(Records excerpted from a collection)
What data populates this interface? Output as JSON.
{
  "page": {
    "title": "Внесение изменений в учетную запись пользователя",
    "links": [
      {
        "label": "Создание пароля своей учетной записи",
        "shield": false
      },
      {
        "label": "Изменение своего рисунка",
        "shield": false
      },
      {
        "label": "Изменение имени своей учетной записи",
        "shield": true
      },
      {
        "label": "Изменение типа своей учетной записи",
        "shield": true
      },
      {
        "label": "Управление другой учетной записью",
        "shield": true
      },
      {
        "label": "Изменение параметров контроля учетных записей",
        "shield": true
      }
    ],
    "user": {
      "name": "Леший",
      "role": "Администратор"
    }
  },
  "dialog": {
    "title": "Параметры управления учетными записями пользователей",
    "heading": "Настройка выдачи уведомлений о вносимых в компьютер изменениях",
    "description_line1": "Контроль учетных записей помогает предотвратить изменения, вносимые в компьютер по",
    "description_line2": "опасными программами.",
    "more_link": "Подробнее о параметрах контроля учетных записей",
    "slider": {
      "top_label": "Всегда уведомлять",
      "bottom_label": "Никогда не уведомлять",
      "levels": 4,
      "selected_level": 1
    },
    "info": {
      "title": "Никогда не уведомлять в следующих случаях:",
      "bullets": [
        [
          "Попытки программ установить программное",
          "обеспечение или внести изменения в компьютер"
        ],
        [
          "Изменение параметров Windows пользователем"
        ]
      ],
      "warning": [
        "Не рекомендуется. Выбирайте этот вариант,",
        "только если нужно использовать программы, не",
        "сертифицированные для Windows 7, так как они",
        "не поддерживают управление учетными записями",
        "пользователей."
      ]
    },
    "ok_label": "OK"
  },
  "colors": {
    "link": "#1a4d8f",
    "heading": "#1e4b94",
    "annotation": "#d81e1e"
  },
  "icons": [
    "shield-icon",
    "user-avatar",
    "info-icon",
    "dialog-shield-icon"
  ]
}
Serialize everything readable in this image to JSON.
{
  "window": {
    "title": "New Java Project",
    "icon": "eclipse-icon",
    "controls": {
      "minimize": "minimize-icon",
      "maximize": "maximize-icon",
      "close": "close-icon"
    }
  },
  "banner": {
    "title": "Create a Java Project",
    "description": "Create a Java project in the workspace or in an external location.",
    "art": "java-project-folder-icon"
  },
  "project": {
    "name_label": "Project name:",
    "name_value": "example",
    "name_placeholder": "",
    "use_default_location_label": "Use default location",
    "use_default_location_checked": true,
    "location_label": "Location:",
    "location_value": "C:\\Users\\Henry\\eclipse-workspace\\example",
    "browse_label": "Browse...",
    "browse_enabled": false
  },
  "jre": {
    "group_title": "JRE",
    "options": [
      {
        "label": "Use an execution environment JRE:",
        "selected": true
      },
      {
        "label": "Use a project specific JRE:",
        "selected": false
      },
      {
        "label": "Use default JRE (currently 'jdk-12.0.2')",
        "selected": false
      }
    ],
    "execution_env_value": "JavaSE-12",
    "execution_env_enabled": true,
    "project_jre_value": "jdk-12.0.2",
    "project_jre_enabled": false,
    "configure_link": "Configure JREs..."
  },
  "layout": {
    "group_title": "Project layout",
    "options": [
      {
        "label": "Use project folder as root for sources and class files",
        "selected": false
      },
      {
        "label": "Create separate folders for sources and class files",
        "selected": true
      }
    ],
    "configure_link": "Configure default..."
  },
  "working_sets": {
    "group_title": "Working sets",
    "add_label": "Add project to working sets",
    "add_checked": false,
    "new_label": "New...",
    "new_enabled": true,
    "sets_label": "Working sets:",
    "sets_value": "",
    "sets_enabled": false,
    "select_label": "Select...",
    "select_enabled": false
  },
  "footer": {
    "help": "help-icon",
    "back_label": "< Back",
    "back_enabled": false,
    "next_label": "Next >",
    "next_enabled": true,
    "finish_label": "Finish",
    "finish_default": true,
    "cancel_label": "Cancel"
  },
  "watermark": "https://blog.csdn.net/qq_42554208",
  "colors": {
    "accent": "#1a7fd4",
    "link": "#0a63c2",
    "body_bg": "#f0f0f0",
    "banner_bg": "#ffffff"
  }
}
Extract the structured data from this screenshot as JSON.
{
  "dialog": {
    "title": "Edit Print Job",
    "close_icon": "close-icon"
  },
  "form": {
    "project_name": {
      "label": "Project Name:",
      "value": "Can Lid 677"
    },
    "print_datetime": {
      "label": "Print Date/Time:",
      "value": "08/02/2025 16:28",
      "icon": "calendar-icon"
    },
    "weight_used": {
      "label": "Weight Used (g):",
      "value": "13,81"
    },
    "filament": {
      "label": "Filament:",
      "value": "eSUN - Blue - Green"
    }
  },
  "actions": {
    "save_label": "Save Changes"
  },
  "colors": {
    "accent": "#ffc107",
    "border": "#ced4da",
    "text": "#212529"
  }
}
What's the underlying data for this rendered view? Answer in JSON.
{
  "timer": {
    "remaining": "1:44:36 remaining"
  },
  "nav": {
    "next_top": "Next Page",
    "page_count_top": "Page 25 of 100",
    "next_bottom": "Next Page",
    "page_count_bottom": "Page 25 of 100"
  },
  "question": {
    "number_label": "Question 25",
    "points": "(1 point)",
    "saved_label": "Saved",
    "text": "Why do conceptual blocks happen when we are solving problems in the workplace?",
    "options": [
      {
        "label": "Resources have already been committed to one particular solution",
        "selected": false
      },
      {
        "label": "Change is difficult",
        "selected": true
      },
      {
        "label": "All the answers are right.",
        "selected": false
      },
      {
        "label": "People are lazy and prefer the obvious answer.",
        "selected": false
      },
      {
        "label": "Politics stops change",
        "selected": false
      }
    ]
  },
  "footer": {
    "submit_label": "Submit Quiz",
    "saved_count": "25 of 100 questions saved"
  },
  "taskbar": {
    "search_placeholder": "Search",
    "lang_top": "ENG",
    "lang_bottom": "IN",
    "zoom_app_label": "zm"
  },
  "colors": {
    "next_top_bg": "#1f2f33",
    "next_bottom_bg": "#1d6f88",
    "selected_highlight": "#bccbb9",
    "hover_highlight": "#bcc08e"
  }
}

=== Objective ===
Each line above must be printed exactly as it appears.

=== Result ===
What data populates this interface? Output as JSON.
{
  "page": {
    "title": "Внесение изменений в учетную запись пользователя",
    "links": [
      {
        "label": "Создание пароля своей учетной записи",
        "shield": false
      },
      {
        "label": "Изменение своего рисунка",
        "shield": false
      },
      {
        "label": "Изменение имени своей учетной записи",
        "shield": true
      },
      {
        "label": "Изменение типа своей учетной записи",
        "shield": true
      },
      {
        "label": "Управление другой учетной записью",
        "shield": true
      },
      {
        "label": "Изменение параметров контроля учетных записей",
        "shield": true
      }
    ],
    "user": {
      "name": "Леший",
      "role": "Администратор"
    }
  },
  "dialog": {
    "title": "Параметры управления учетными записями пользователей",
    "heading": "Настройка выдачи уведомлений о вносимых в компьютер изменениях",
    "description_line1": "Контроль учетных записей помогает предотвратить изменения, вносимые в компьютер по",
    "description_line2": "опасными программами.",
    "more_link": "Подробнее о параметрах контроля учетных записей",
    "slider": {
      "top_label": "Всегда уведомлять",
      "bottom_label": "Никогда не уведомлять",
      "levels": 4,
      "selected_level": 1
    },
    "info": {
      "title": "Никогда не уведомлять в следующих случаях:",
      "bullets": [
        [
          "Попытки программ установить программное",
          "обеспечение или внести изменения в компьютер"
        ],
        [
          "Изменение параметров Windows пользователем"
        ]
      ],
      "warning": [
        "Не рекомендуется. Выбирайте этот вариант,",
        "только если нужно использовать программы, не",
        "сертифицированные для Windows 7, так как они",
        "не поддерживают управление учетными записями",
        "пользователей."
      ]
    },
    "ok_label": "OK"
  },
  "colors": {
    "link": "#1a4d8f",
    "heading": "#1e4b94",
    "annotation": "#d81e1e"
  },
  "icons": [
    "shield-icon",
    "user-avatar",
    "info-icon",
    "dialog-shield-icon"
  ]
}
Serialize everything readable in this image to JSON.
{
  "window": {
    "title": "New Java Project",
    "icon": "eclipse-icon",
    "controls": {
      "minimize": "minimize-icon",
      "maximize": "maximize-icon",
      "close": "close-icon"
    }
  },
  "banner": {
    "title": "Create a Java Project",
    "description": "Create a Java project in the workspace or in an external location.",
    "art": "java-project-folder-icon"
  },
  "project": {
    "name_label": "Project name:",
    "name_value": "example",
    "name_placeholder": "",
    "use_default_location_label": "Use default location",
    "use_default_location_checked": true,
    "location_label": "Location:",
    "location_value": "C:\\Users\\Henry\\eclipse-workspace\\example",
    "browse_label": "Browse...",
    "browse_enabled": false
  },
  "jre": {
    "group_title": "JRE",
    "options": [
      {
        "label": "Use an execution environment JRE:",
        "selected": true
      },
      {
        "label": "Use a project specific JRE:",
        "selected": false
      },
      {
        "label": "Use default JRE (currently 'jdk-12.0.2')",
        "selected": false
      }
    ],
    "execution_env_value": "JavaSE-12",
    "execution_env_enabled": true,
    "project_jre_value": "jdk-12.0.2",
    "project_jre_enabled": false,
    "configure_link": "Configure JREs..."
  },
  "layout": {
    "group_title": "Project layout",
    "options": [
      {
        "label": "Use project folder as root for sources and class files",
        "selected": false
      },
      {
        "label": "Create separate folders for sources and class files",
        "selected": true
      }
    ],
    "configure_link": "Configure default..."
  },
  "working_sets": {
    "group_title": "Working sets",
    "add_label": "Add project to working sets",
    "add_checked": false,
    "new_label": "New...",
    "new_enabled": true,
    "sets_label": "Working sets:",
    "sets_value": "",
    "sets_enabled": false,
    "select_label": "Select...",
    "select_enabled": false
  },
  "footer": {
    "help": "help-icon",
    "back_label": "< Back",
    "back_enabled": false,
    "next_label": "Next >",
    "next_enabled": true,
    "finish_label": "Finish",
    "finish_default": true,
    "cancel_label": "Cancel"
  },
  "watermark": "https://blog.csdn.net/qq_42554208",
  "colors": {
    "accent": "#1a7fd4",
    "link": "#0a63c2",
    "body_bg": "#f0f0f0",
    "banner_bg": "#ffffff"
  }
}
Extract the structured data from this screenshot as JSON.
{
  "dialog": {
    "title": "Edit Print Job",
    "close_icon": "close-icon"
  },
  "form": {
    "project_name": {
      "label": "Project Name:",
      "value": "Can Lid 677"
    },
    "print_datetime": {
      "label": "Print Date/Time:",
      "value": "08/02/2025 16:28",
      "icon": "calendar-icon"
    },
    "weight_used": {
      "label": "Weight Used (g):",
      "value": "13,81"
    },
    "filament": {
      "label": "Filament:",
      "value": "eSUN - Blue - Green"
    }
  },
  "actions": {
    "save_label": "Save Changes"
  },
  "colors": {
    "accent": "#ffc107",
    "border": "#ced4da",
    "text": "#212529"
  }
}
What's the underlying data for this rendered view? Answer in JSON.
{
  "timer": {
    "remaining": "1:44:36 remaining"
  },
  "nav": {
    "next_top": "Next Page",
    "page_count_top": "Page 25 of 100",
    "next_bottom": "Next Page",
    "page_count_bottom": "Page 25 of 100"
  },
  "question": {
    "number_label": "Question 25",
    "points": "(1 point)",
    "saved_label": "Saved",
    "text": "Why do conceptual blocks happen when we are solving problems in the workplace?",
    "options": [
      {
        "label": "Resources have already been committed to one particular solution",
        "selected": false
      },
      {
        "label": "Change is difficult",
        "selected": true
      },
      {
        "label": "All the answers are right.",
        "selected": false
      },
      {
        "label": "People are lazy and prefer the obvious answer.",
        "selected": false
      },
      {
        "label": "Politics stops change",
        "selected": false
      }
    ]
  },
  "footer": {
    "submit_label": "Submit Quiz",
    "saved_count": "25 of 100 questions saved"
  },
  "taskbar": {
    "search_placeholder": "Search",
    "lang_top": "ENG",
    "lang_bottom": "IN",
    "zoom_app_label": "zm"
  },
  "colors": {
    "next_top_bg": "#1f2f33",
    "next_bottom_bg": "#1d6f88",
    "selected_highlight": "#bccbb9",
    "hover_highlight": "#bcc08e"
  }
}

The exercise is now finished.